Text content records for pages
=-=-=

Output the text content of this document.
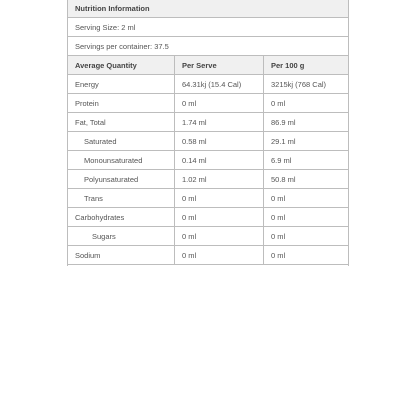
Nutrition Information
Serving Size: 2 ml
Servings per container: 37.5
Average Quantity	Per Serve	Per 100 g
Energy	64.31kj (15.4 Cal)	3215kj (768 Cal)
Protein	0 ml	0 ml
Fat, Total	1.74 ml	86.9 ml
Saturated	0.58 ml	29.1 ml
Monounsaturated	0.14 ml	6.9 ml
Polyunsaturated	1.02 ml	50.8 ml
Trans	0 ml	0 ml
Carbohydrates	0 ml	0 ml
Sugars	0 ml	0 ml
Sodium	0 ml	0 ml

=-=-=

■ TASK TO CARRY OUT
Could you reproduce all of the data above exactly and skip any image?

■ ANSWER TO THIS PROBLEM
Output the text content of this document.
Nutrition Information
Serving Size: 2 ml
Servings per container: 37.5
Average Quantity	Per Serve	Per 100 g
Energy	64.31kj (15.4 Cal)	3215kj (768 Cal)
Protein	0 ml	0 ml
Fat, Total	1.74 ml	86.9 ml
Saturated	0.58 ml	29.1 ml
Monounsaturated	0.14 ml	6.9 ml
Polyunsaturated	1.02 ml	50.8 ml
Trans	0 ml	0 ml
Carbohydrates	0 ml	0 ml
Sugars	0 ml	0 ml
Sodium	0 ml	0 ml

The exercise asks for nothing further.